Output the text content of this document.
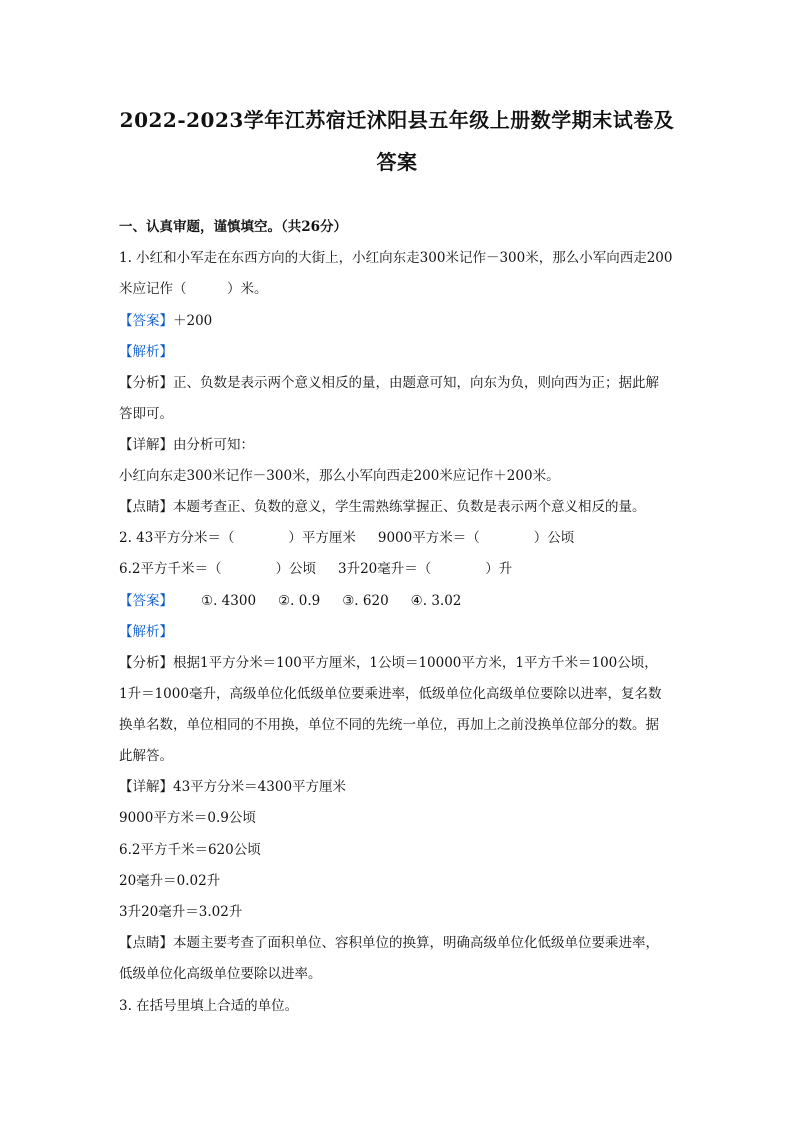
2022-2023学年江苏宿迁沭阳县五年级上册数学期末试卷及
答案
一、认真审题，谨慎填空。（共26分）
1. 小红和小军走在东西方向的大街上，小红向东走300米记作－300米，那么小军向西走200
米应记作（　　　）米。
【答案】＋200
【解析】
【分析】正、负数是表示两个意义相反的量，由题意可知，向东为负，则向西为正；据此解
答即可。
【详解】由分析可知：
小红向东走300米记作－300米，那么小军向西走200米应记作＋200米。
【点睛】本题考查正、负数的意义，学生需熟练掌握正、负数是表示两个意义相反的量。
2. 43平方分米＝（　　　　）平方厘米 9000平方米＝（　　　　）公顷
6.2平方千米＝（　　　　）公顷 3升20毫升＝（　　　　）升
【答案】 ①. 4300 ②. 0.9 ③. 620 ④. 3.02
【解析】
【分析】根据1平方分米＝100平方厘米，1公顷＝10000平方米，1平方千米＝100公顷，
1升＝1000毫升，高级单位化低级单位要乘进率，低级单位化高级单位要除以进率，复名数
换单名数，单位相同的不用换，单位不同的先统一单位，再加上之前没换单位部分的数。据
此解答。
【详解】43平方分米＝4300平方厘米
9000平方米＝0.9公顷
6.2平方千米＝620公顷
20毫升＝0.02升
3升20毫升＝3.02升
【点睛】本题主要考查了面积单位、容积单位的换算，明确高级单位化低级单位要乘进率，
低级单位化高级单位要除以进率。
3. 在括号里填上合适的单位。
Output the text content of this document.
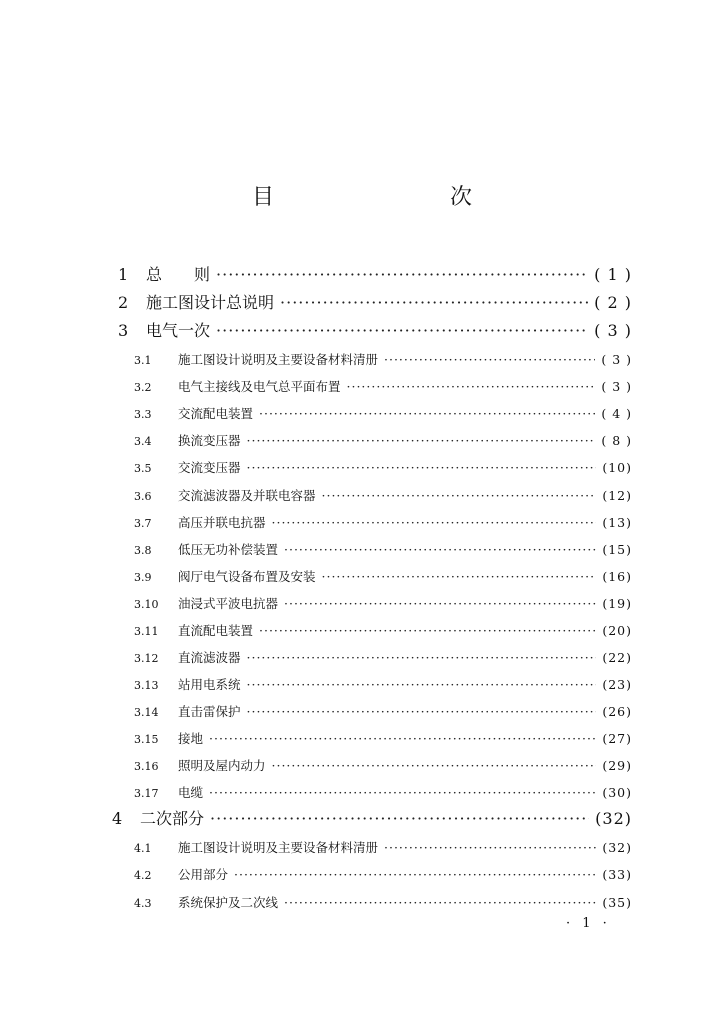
目　　次
1	总　　则 ·····	( 1 )
2	施工图设计总说明 ·····	( 2 )
3	电气一次 ·····	( 3 )
3.1	施工图设计说明及主要设备材料清册 ·····	( 3 )
3.2	电气主接线及电气总平面布置 ·····	( 3 )
3.3	交流配电装置 ·····	( 4 )
3.4	换流变压器 ·····	( 8 )
3.5	交流变压器 ·····	(10)
3.6	交流滤波器及并联电容器 ·····	(12)
3.7	高压并联电抗器 ·····	(13)
3.8	低压无功补偿装置 ·····	(15)
3.9	阀厅电气设备布置及安装 ·····	(16)
3.10	油浸式平波电抗器 ·····	(19)
3.11	直流配电装置 ·····	(20)
3.12	直流滤波器 ·····	(22)
3.13	站用电系统 ·····	(23)
3.14	直击雷保护 ·····	(26)
3.15	接地 ·····	(27)
3.16	照明及屋内动力 ·····	(29)
3.17	电缆 ·····	(30)
4	二次部分 ·····	(32)
4.1	施工图设计说明及主要设备材料清册 ·····	(32)
4.2	公用部分 ·····	(33)
4.3	系统保护及二次线 ·····	(35)
· 1 ·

_What is expected_: Return the records exactly. Don't carry the pictures over.

_The reply_:
Output the text content of this document.
2022-2023学年江苏宿迁沭阳县五年级上册数学期末试卷及
答案
一、认真审题，谨慎填空。（共26分）
1. 小红和小军走在东西方向的大街上，小红向东走300米记作－300米，那么小军向西走200
米应记作（　　　）米。
【答案】＋200
【解析】
【分析】正、负数是表示两个意义相反的量，由题意可知，向东为负，则向西为正；据此解
答即可。
【详解】由分析可知：
小红向东走300米记作－300米，那么小军向西走200米应记作＋200米。
【点睛】本题考查正、负数的意义，学生需熟练掌握正、负数是表示两个意义相反的量。
2. 43平方分米＝（　　　　）平方厘米 9000平方米＝（　　　　）公顷
6.2平方千米＝（　　　　）公顷 3升20毫升＝（　　　　）升
【答案】 ①. 4300 ②. 0.9 ③. 620 ④. 3.02
【解析】
【分析】根据1平方分米＝100平方厘米，1公顷＝10000平方米，1平方千米＝100公顷，
1升＝1000毫升，高级单位化低级单位要乘进率，低级单位化高级单位要除以进率，复名数
换单名数，单位相同的不用换，单位不同的先统一单位，再加上之前没换单位部分的数。据
此解答。
【详解】43平方分米＝4300平方厘米
9000平方米＝0.9公顷
6.2平方千米＝620公顷
20毫升＝0.02升
3升20毫升＝3.02升
【点睛】本题主要考查了面积单位、容积单位的换算，明确高级单位化低级单位要乘进率，
低级单位化高级单位要除以进率。
3. 在括号里填上合适的单位。
Output the text content of this document.
目　　次
1	总　　则 ·····	( 1 )
2	施工图设计总说明 ·····	( 2 )
3	电气一次 ·····	( 3 )
3.1	施工图设计说明及主要设备材料清册 ·····	( 3 )
3.2	电气主接线及电气总平面布置 ·····	( 3 )
3.3	交流配电装置 ·····	( 4 )
3.4	换流变压器 ·····	( 8 )
3.5	交流变压器 ·····	(10)
3.6	交流滤波器及并联电容器 ·····	(12)
3.7	高压并联电抗器 ·····	(13)
3.8	低压无功补偿装置 ·····	(15)
3.9	阀厅电气设备布置及安装 ·····	(16)
3.10	油浸式平波电抗器 ·····	(19)
3.11	直流配电装置 ·····	(20)
3.12	直流滤波器 ·····	(22)
3.13	站用电系统 ·····	(23)
3.14	直击雷保护 ·····	(26)
3.15	接地 ·····	(27)
3.16	照明及屋内动力 ·····	(29)
3.17	电缆 ·····	(30)
4	二次部分 ·····	(32)
4.1	施工图设计说明及主要设备材料清册 ·····	(32)
4.2	公用部分 ·····	(33)
4.3	系统保护及二次线 ·····	(35)
· 1 ·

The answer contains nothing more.